■ GOAL OF THE EXERCISE:
Copy every line from the data below in which the string "value" can be found.
━━ INPUT ━━
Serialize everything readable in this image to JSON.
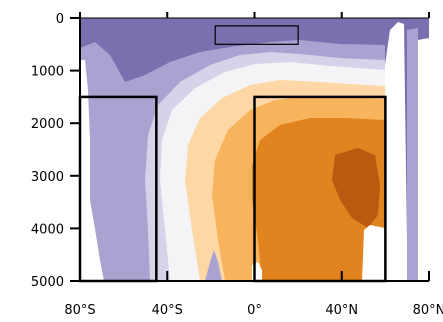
{
  "chart_data": {
    "type": "heatmap",
    "title": "",
    "xlabel": "",
    "ylabel": "",
    "xlim": [
      -80,
      80
    ],
    "ylim": [
      5000,
      0
    ],
    "y_inverted": true,
    "x_ticks": [
      {
        "value": -80,
        "label": "80°S"
      },
      {
        "value": -40,
        "label": "40°S"
      },
      {
        "value": 0,
        "label": "0°"
      },
      {
        "value": 40,
        "label": "40°N"
      },
      {
        "value": 80,
        "label": "80°N"
      }
    ],
    "y_ticks": [
      {
        "value": 0,
        "label": "0"
      },
      {
        "value": 1000,
        "label": "1000"
      },
      {
        "value": 2000,
        "label": "2000"
      },
      {
        "value": 3000,
        "label": "3000"
      },
      {
        "value": 4000,
        "label": "4000"
      },
      {
        "value": 5000,
        "label": "5000"
      }
    ],
    "palette": {
      "dark_purple": "#7b6fb0",
      "mid_purple": "#aaa2d0",
      "light_purple": "#d5d2ea",
      "near_white": "#f4f4f6",
      "light_orange": "#fdd8a6",
      "mid_orange": "#f7b45c",
      "orange": "#e1831e",
      "dark_orange": "#b85a0f",
      "land": "#ffffff"
    },
    "boxes": [
      {
        "name": "box-upper-tropics",
        "lon": [
          -18,
          20
        ],
        "depth": [
          150,
          500
        ]
      },
      {
        "name": "box-southern",
        "lon": [
          -80,
          -45
        ],
        "depth": [
          1500,
          5000
        ]
      },
      {
        "name": "box-northern",
        "lon": [
          0,
          60
        ],
        "depth": [
          1500,
          5000
        ]
      }
    ]
  }
}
━━━
■ ANSWER TO THIS PROBLEM:
        "value": -80,
        "value": -40,
        "value": 0,
        "value": 40,
        "value": 80,
        "value": 0,
        "value": 1000,
        "value": 2000,
        "value": 3000,
        "value": 4000,
        "value": 5000,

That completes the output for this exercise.